◆ **PROVIDED DATA**

● ● ● ● ●

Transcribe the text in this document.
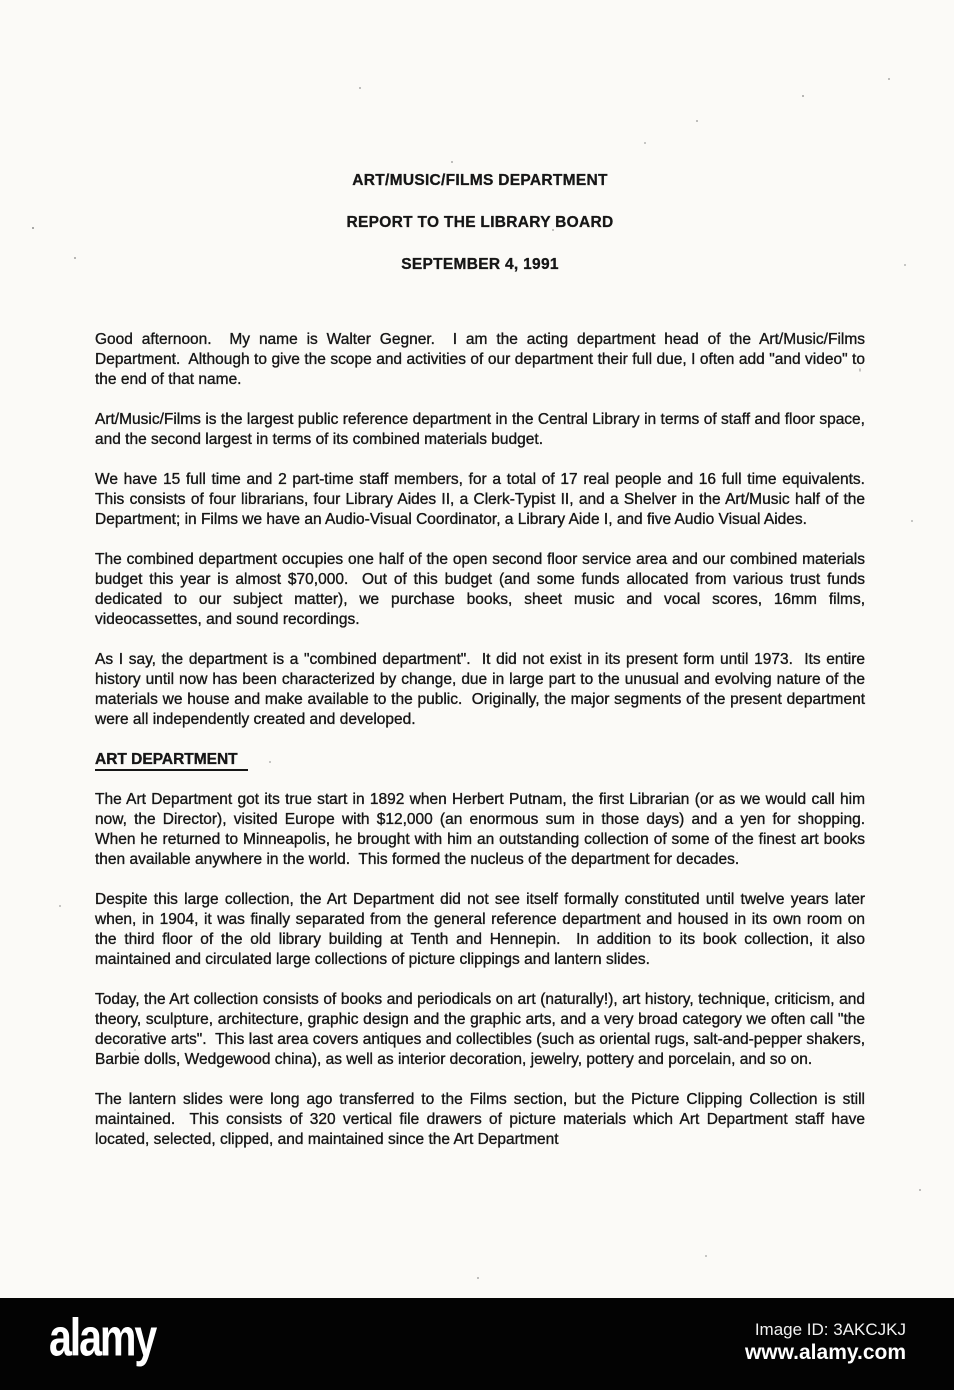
ART/MUSIC/FILMS DEPARTMENT
REPORT TO THE LIBRARY BOARD
SEPTEMBER 4, 1991

Good afternoon.  My name is Walter Gegner.  I am the acting department head of the Art/Music/Films Department.  Although to give the scope and activities of our department their full due, I often add "and video" to the end of that name.

Art/Music/Films is the largest public reference department in the Central Library in terms of staff and floor space, and the second largest in terms of its combined materials budget.

We have 15 full time and 2 part-time staff members, for a total of 17 real people and 16 full time equivalents.  This consists of four librarians, four Library Aides II, a Clerk-Typist II, and a Shelver in the Art/Music half of the Department; in Films we have an Audio-Visual Coordinator, a Library Aide I, and five Audio Visual Aides.

The combined department occupies one half of the open second floor service area and our combined materials budget this year is almost $70,000.  Out of this budget (and some funds allocated from various trust funds dedicated to our subject matter), we purchase books, sheet music and vocal scores, 16mm films, videocassettes, and sound recordings.

As I say, the department is a "combined department".  It did not exist in its present form until 1973.  Its entire history until now has been characterized by change, due in large part to the unusual and evolving nature of the materials we house and make available to the public.  Originally, the major segments of the present department were all independently created and developed.

ART DEPARTMENT

The Art Department got its true start in 1892 when Herbert Putnam, the first Librarian (or as we would call him now, the Director), visited Europe with $12,000 (an enormous sum in those days) and a yen for shopping.  When he returned to Minneapolis, he brought with him an outstanding collection of some of the finest art books then available anywhere in the world.  This formed the nucleus of the department for decades.

Despite this large collection, the Art Department did not see itself formally constituted until twelve years later when, in 1904, it was finally separated from the general reference department and housed in its own room on the third floor of the old library building at Tenth and Hennepin.  In addition to its book collection, it also maintained and circulated large collections of picture clippings and lantern slides.

Today, the Art collection consists of books and periodicals on art (naturally!), art history, technique, criticism, and theory, sculpture, architecture, graphic design and the graphic arts, and a very broad category we often call "the decorative arts".  This last area covers antiques and collectibles (such as oriental rugs, salt-and-pepper shakers, Barbie dolls, Wedgewood china), as well as interior decoration, jewelry, pottery and porcelain, and so on.

The lantern slides were long ago transferred to the Films section, but the Picture Clipping Collection is still maintained.  This consists of 320 vertical file drawers of picture materials which Art Department staff have located, selected, clipped, and maintained since the Art Department

alamy	Image ID: 3AKCJKJ
www.alamy.com
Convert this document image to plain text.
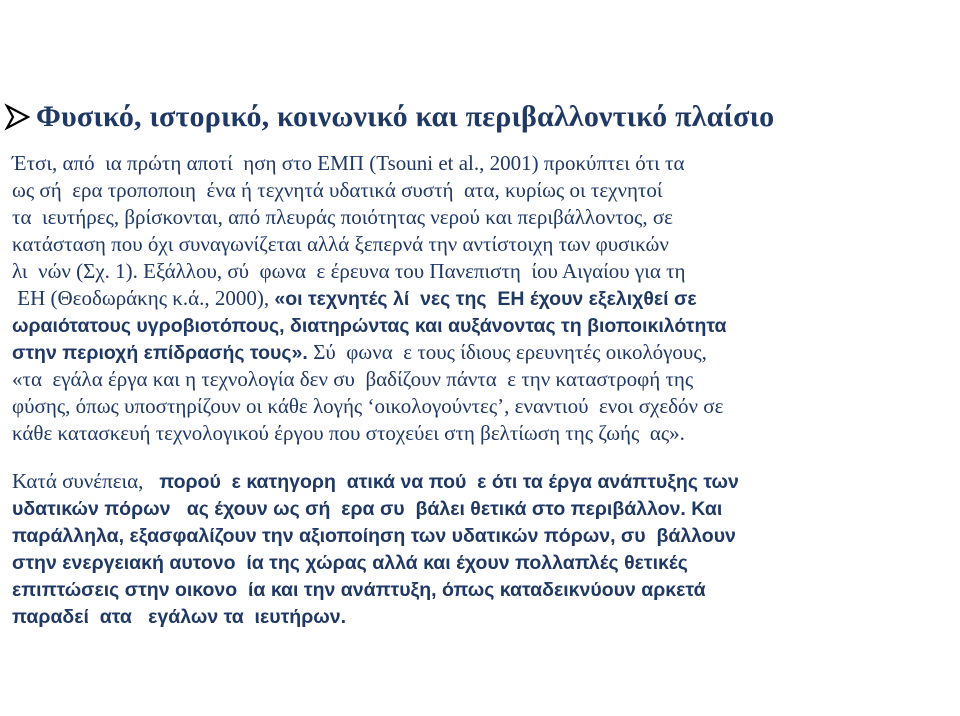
Φυσικό, ιστορικό, κοινωνικό και περιβαλλοντικό πλαίσιο
Έτσι, από  ια πρώτη αποτί  ηση στο ΕΜΠ (Tsouni et al., 2001) προκύπτει ότι τα
ως σή  ερα τροποποιη  ένα ή τεχνητά υδατικά συστή  ατα, κυρίως οι τεχνητοί
τα  ιευτήρες, βρίσκονται, από πλευράς ποιότητας νερού και περιβάλλοντος, σε
κατάσταση που όχι συναγωνίζεται αλλά ξεπερνά την αντίστοιχη των φυσικών
λι  νών (Σχ. 1). Εξάλλου, σύ  φωνα  ε έρευνα του Πανεπιστη  ίου Αιγαίου για τη
ΕΗ (Θεοδωράκης κ.ά., 2000), «οι τεχνητές λί  νες της  ΕΗ έχουν εξελιχθεί σε
ωραιότατους υγροβιοτόπους, διατηρώντας και αυξάνοντας τη βιοποικιλότητα
στην περιοχή επίδρασής τους». Σύ  φωνα  ε τους ίδιους ερευνητές οικολόγους,
«τα  εγάλα έργα και η τεχνολογία δεν συ  βαδίζουν πάντα  ε την καταστροφή της
φύσης, όπως υποστηρίζουν οι κάθε λογής ‘οικολογούντες’, εναντιού  ενοι σχεδόν σε
κάθε κατασκευή τεχνολογικού έργου που στοχεύει στη βελτίωση της ζωής  ας».
Κατά συνέπεια,   πορού  ε κατηγορη  ατικά να πού  ε ότι τα έργα ανάπτυξης των
υδατικών πόρων   ας έχουν ως σή  ερα συ  βάλει θετικά στο περιβάλλον. Και
παράλληλα, εξασφαλίζουν την αξιοποίηση των υδατικών πόρων, συ  βάλλουν
στην ενεργειακή αυτονο  ία της χώρας αλλά και έχουν πολλαπλές θετικές
επιπτώσεις στην οικονο  ία και την ανάπτυξη, όπως καταδεικνύουν αρκετά
παραδεί  ατα   εγάλων τα  ιευτήρων.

● ● ● ● ●

◆ **EXERCISE AIM**
Determine how many lines include the string "όπως". Give no answer but the number.

◆ **OUTPUT OF THE TASK**
2